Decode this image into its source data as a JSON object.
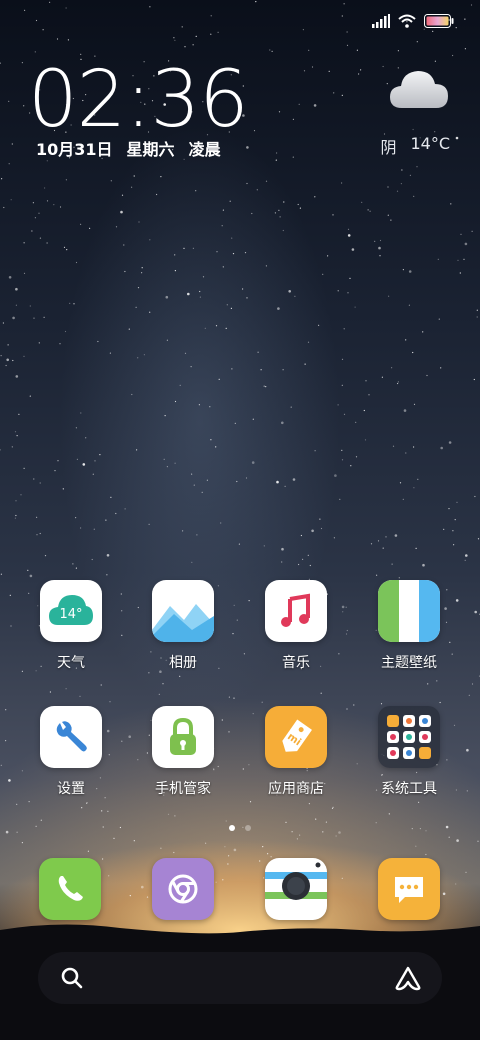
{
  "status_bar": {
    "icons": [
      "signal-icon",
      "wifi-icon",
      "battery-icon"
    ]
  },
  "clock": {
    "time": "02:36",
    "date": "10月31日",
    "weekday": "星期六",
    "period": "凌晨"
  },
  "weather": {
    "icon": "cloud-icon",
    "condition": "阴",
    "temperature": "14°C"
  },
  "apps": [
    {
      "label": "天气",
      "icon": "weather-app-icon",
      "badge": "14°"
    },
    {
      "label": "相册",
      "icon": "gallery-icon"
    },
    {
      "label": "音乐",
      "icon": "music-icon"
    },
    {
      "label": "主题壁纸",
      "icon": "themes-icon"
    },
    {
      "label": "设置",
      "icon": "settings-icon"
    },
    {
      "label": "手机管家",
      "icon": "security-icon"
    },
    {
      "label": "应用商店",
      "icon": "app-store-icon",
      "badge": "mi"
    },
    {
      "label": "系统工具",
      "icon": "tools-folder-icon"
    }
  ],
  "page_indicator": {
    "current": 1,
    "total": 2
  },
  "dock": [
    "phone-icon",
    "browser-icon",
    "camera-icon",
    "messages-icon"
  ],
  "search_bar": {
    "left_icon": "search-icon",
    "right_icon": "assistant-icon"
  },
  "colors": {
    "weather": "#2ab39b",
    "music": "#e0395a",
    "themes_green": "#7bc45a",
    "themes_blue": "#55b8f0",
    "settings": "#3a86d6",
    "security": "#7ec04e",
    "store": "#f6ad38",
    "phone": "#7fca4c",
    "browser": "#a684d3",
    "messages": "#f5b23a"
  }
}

━━━━━━━━━━━━━━━━━━━━━━━━━━━━━━

* **What is expected**
Among the records above, how many lines carry the string "security"? Reply with the number alone.

* **Answer to the task**
2